<<<<

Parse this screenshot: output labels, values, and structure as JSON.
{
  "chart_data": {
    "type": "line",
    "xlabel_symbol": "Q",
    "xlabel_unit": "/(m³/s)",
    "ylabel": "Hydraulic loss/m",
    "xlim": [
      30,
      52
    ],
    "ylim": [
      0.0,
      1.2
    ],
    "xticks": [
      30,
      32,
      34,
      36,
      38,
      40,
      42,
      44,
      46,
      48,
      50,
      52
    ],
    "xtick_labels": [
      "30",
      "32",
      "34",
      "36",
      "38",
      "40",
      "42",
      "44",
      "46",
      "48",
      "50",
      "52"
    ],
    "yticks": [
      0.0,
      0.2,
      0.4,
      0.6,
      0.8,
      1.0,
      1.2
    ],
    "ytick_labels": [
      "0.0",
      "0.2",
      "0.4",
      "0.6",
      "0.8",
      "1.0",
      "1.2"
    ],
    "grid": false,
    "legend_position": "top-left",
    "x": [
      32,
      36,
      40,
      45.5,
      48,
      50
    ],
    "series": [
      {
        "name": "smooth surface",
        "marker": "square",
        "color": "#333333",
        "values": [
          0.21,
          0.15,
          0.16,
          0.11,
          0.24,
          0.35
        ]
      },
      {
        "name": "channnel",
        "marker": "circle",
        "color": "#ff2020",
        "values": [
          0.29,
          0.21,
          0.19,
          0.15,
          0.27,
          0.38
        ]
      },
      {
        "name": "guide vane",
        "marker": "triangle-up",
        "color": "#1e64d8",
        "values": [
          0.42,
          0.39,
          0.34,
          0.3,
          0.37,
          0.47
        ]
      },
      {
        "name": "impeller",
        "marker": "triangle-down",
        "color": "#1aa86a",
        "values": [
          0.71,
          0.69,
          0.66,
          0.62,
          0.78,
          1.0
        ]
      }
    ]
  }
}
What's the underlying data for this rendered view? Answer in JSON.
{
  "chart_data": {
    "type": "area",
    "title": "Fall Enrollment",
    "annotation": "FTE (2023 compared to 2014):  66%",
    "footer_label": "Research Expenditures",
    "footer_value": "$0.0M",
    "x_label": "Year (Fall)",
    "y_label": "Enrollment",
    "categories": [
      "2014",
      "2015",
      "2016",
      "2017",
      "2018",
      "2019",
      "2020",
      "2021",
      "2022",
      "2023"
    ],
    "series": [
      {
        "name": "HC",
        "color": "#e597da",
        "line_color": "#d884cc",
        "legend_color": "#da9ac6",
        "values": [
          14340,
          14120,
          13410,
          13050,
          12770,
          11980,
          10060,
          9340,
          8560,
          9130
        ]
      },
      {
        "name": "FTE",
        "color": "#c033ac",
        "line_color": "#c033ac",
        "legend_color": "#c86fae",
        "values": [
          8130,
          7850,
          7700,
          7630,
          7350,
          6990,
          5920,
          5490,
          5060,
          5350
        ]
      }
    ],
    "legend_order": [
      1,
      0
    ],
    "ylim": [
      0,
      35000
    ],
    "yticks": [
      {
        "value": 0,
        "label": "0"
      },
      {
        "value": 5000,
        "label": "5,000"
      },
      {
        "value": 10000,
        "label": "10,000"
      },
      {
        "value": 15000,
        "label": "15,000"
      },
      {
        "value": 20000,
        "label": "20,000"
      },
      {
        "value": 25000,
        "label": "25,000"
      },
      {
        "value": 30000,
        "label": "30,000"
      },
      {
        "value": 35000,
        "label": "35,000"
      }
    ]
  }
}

>>>>

Exercise brief » Exactly reproduce every line of the data above.

Full solution »
Parse this screenshot: output labels, values, and structure as JSON.
{
  "chart_data": {
    "type": "line",
    "xlabel_symbol": "Q",
    "xlabel_unit": "/(m³/s)",
    "ylabel": "Hydraulic loss/m",
    "xlim": [
      30,
      52
    ],
    "ylim": [
      0.0,
      1.2
    ],
    "xticks": [
      30,
      32,
      34,
      36,
      38,
      40,
      42,
      44,
      46,
      48,
      50,
      52
    ],
    "xtick_labels": [
      "30",
      "32",
      "34",
      "36",
      "38",
      "40",
      "42",
      "44",
      "46",
      "48",
      "50",
      "52"
    ],
    "yticks": [
      0.0,
      0.2,
      0.4,
      0.6,
      0.8,
      1.0,
      1.2
    ],
    "ytick_labels": [
      "0.0",
      "0.2",
      "0.4",
      "0.6",
      "0.8",
      "1.0",
      "1.2"
    ],
    "grid": false,
    "legend_position": "top-left",
    "x": [
      32,
      36,
      40,
      45.5,
      48,
      50
    ],
    "series": [
      {
        "name": "smooth surface",
        "marker": "square",
        "color": "#333333",
        "values": [
          0.21,
          0.15,
          0.16,
          0.11,
          0.24,
          0.35
        ]
      },
      {
        "name": "channnel",
        "marker": "circle",
        "color": "#ff2020",
        "values": [
          0.29,
          0.21,
          0.19,
          0.15,
          0.27,
          0.38
        ]
      },
      {
        "name": "guide vane",
        "marker": "triangle-up",
        "color": "#1e64d8",
        "values": [
          0.42,
          0.39,
          0.34,
          0.3,
          0.37,
          0.47
        ]
      },
      {
        "name": "impeller",
        "marker": "triangle-down",
        "color": "#1aa86a",
        "values": [
          0.71,
          0.69,
          0.66,
          0.62,
          0.78,
          1.0
        ]
      }
    ]
  }
}
What's the underlying data for this rendered view? Answer in JSON.
{
  "chart_data": {
    "type": "area",
    "title": "Fall Enrollment",
    "annotation": "FTE (2023 compared to 2014):  66%",
    "footer_label": "Research Expenditures",
    "footer_value": "$0.0M",
    "x_label": "Year (Fall)",
    "y_label": "Enrollment",
    "categories": [
      "2014",
      "2015",
      "2016",
      "2017",
      "2018",
      "2019",
      "2020",
      "2021",
      "2022",
      "2023"
    ],
    "series": [
      {
        "name": "HC",
        "color": "#e597da",
        "line_color": "#d884cc",
        "legend_color": "#da9ac6",
        "values": [
          14340,
          14120,
          13410,
          13050,
          12770,
          11980,
          10060,
          9340,
          8560,
          9130
        ]
      },
      {
        "name": "FTE",
        "color": "#c033ac",
        "line_color": "#c033ac",
        "legend_color": "#c86fae",
        "values": [
          8130,
          7850,
          7700,
          7630,
          7350,
          6990,
          5920,
          5490,
          5060,
          5350
        ]
      }
    ],
    "legend_order": [
      1,
      0
    ],
    "ylim": [
      0,
      35000
    ],
    "yticks": [
      {
        "value": 0,
        "label": "0"
      },
      {
        "value": 5000,
        "label": "5,000"
      },
      {
        "value": 10000,
        "label": "10,000"
      },
      {
        "value": 15000,
        "label": "15,000"
      },
      {
        "value": 20000,
        "label": "20,000"
      },
      {
        "value": 25000,
        "label": "25,000"
      },
      {
        "value": 30000,
        "label": "30,000"
      },
      {
        "value": 35000,
        "label": "35,000"
      }
    ]
  }
}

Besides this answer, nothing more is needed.